=== WHAT IS BEING ASKED ===
Give the records back in full, exactly as they read.

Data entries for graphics
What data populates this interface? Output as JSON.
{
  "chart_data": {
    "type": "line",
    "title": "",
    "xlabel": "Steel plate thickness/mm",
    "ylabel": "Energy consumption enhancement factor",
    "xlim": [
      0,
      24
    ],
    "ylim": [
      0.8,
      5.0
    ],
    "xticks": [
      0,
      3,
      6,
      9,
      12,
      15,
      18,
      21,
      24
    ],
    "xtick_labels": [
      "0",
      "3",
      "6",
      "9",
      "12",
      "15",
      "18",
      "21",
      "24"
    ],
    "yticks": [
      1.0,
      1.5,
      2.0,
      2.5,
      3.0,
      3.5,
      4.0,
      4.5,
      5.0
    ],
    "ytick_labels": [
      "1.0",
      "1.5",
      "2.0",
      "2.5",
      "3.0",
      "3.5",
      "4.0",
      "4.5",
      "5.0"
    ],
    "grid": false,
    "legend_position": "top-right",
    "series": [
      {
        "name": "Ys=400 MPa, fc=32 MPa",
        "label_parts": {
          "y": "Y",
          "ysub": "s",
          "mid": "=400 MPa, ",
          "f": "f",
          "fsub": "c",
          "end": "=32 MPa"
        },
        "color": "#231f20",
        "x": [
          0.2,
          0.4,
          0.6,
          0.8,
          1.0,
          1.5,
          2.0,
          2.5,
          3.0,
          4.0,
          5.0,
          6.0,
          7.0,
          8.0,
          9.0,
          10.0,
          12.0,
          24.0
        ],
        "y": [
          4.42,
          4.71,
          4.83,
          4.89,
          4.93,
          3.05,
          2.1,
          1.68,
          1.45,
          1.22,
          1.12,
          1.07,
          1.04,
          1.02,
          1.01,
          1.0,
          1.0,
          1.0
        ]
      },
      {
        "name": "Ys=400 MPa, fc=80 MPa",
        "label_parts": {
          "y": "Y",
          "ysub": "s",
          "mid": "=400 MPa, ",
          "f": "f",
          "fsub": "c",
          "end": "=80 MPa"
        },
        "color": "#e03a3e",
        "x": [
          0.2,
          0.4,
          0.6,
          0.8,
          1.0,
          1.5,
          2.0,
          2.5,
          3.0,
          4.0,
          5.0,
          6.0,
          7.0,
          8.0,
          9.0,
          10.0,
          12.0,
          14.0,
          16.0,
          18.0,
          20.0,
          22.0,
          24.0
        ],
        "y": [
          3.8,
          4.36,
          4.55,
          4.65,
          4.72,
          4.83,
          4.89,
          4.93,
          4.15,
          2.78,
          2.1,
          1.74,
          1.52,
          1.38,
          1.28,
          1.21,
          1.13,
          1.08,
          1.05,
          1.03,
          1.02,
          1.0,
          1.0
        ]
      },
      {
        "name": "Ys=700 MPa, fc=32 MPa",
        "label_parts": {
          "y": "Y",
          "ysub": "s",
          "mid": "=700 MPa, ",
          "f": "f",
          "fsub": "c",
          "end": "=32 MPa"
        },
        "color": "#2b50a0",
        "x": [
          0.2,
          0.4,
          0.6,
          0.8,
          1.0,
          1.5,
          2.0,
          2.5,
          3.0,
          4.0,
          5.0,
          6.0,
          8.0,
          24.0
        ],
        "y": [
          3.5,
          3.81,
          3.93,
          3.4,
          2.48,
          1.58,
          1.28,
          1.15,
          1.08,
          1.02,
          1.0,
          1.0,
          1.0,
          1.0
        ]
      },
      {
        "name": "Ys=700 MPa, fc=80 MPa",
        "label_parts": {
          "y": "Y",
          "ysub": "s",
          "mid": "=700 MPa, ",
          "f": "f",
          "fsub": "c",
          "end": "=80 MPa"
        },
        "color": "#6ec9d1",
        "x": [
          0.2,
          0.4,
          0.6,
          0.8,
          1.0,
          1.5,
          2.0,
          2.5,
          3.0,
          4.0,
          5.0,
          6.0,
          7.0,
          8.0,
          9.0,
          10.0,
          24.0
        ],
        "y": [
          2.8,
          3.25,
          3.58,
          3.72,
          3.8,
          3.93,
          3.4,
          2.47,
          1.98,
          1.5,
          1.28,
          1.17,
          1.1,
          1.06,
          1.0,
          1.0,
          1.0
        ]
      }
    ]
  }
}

=== EXERCISE ANSWER ===
What data populates this interface? Output as JSON.
{
  "chart_data": {
    "type": "line",
    "title": "",
    "xlabel": "Steel plate thickness/mm",
    "ylabel": "Energy consumption enhancement factor",
    "xlim": [
      0,
      24
    ],
    "ylim": [
      0.8,
      5.0
    ],
    "xticks": [
      0,
      3,
      6,
      9,
      12,
      15,
      18,
      21,
      24
    ],
    "xtick_labels": [
      "0",
      "3",
      "6",
      "9",
      "12",
      "15",
      "18",
      "21",
      "24"
    ],
    "yticks": [
      1.0,
      1.5,
      2.0,
      2.5,
      3.0,
      3.5,
      4.0,
      4.5,
      5.0
    ],
    "ytick_labels": [
      "1.0",
      "1.5",
      "2.0",
      "2.5",
      "3.0",
      "3.5",
      "4.0",
      "4.5",
      "5.0"
    ],
    "grid": false,
    "legend_position": "top-right",
    "series": [
      {
        "name": "Ys=400 MPa, fc=32 MPa",
        "label_parts": {
          "y": "Y",
          "ysub": "s",
          "mid": "=400 MPa, ",
          "f": "f",
          "fsub": "c",
          "end": "=32 MPa"
        },
        "color": "#231f20",
        "x": [
          0.2,
          0.4,
          0.6,
          0.8,
          1.0,
          1.5,
          2.0,
          2.5,
          3.0,
          4.0,
          5.0,
          6.0,
          7.0,
          8.0,
          9.0,
          10.0,
          12.0,
          24.0
        ],
        "y": [
          4.42,
          4.71,
          4.83,
          4.89,
          4.93,
          3.05,
          2.1,
          1.68,
          1.45,
          1.22,
          1.12,
          1.07,
          1.04,
          1.02,
          1.01,
          1.0,
          1.0,
          1.0
        ]
      },
      {
        "name": "Ys=400 MPa, fc=80 MPa",
        "label_parts": {
          "y": "Y",
          "ysub": "s",
          "mid": "=400 MPa, ",
          "f": "f",
          "fsub": "c",
          "end": "=80 MPa"
        },
        "color": "#e03a3e",
        "x": [
          0.2,
          0.4,
          0.6,
          0.8,
          1.0,
          1.5,
          2.0,
          2.5,
          3.0,
          4.0,
          5.0,
          6.0,
          7.0,
          8.0,
          9.0,
          10.0,
          12.0,
          14.0,
          16.0,
          18.0,
          20.0,
          22.0,
          24.0
        ],
        "y": [
          3.8,
          4.36,
          4.55,
          4.65,
          4.72,
          4.83,
          4.89,
          4.93,
          4.15,
          2.78,
          2.1,
          1.74,
          1.52,
          1.38,
          1.28,
          1.21,
          1.13,
          1.08,
          1.05,
          1.03,
          1.02,
          1.0,
          1.0
        ]
      },
      {
        "name": "Ys=700 MPa, fc=32 MPa",
        "label_parts": {
          "y": "Y",
          "ysub": "s",
          "mid": "=700 MPa, ",
          "f": "f",
          "fsub": "c",
          "end": "=32 MPa"
        },
        "color": "#2b50a0",
        "x": [
          0.2,
          0.4,
          0.6,
          0.8,
          1.0,
          1.5,
          2.0,
          2.5,
          3.0,
          4.0,
          5.0,
          6.0,
          8.0,
          24.0
        ],
        "y": [
          3.5,
          3.81,
          3.93,
          3.4,
          2.48,
          1.58,
          1.28,
          1.15,
          1.08,
          1.02,
          1.0,
          1.0,
          1.0,
          1.0
        ]
      },
      {
        "name": "Ys=700 MPa, fc=80 MPa",
        "label_parts": {
          "y": "Y",
          "ysub": "s",
          "mid": "=700 MPa, ",
          "f": "f",
          "fsub": "c",
          "end": "=80 MPa"
        },
        "color": "#6ec9d1",
        "x": [
          0.2,
          0.4,
          0.6,
          0.8,
          1.0,
          1.5,
          2.0,
          2.5,
          3.0,
          4.0,
          5.0,
          6.0,
          7.0,
          8.0,
          9.0,
          10.0,
          24.0
        ],
        "y": [
          2.8,
          3.25,
          3.58,
          3.72,
          3.8,
          3.93,
          3.4,
          2.47,
          1.98,
          1.5,
          1.28,
          1.17,
          1.1,
          1.06,
          1.0,
          1.0,
          1.0
        ]
      }
    ]
  }
}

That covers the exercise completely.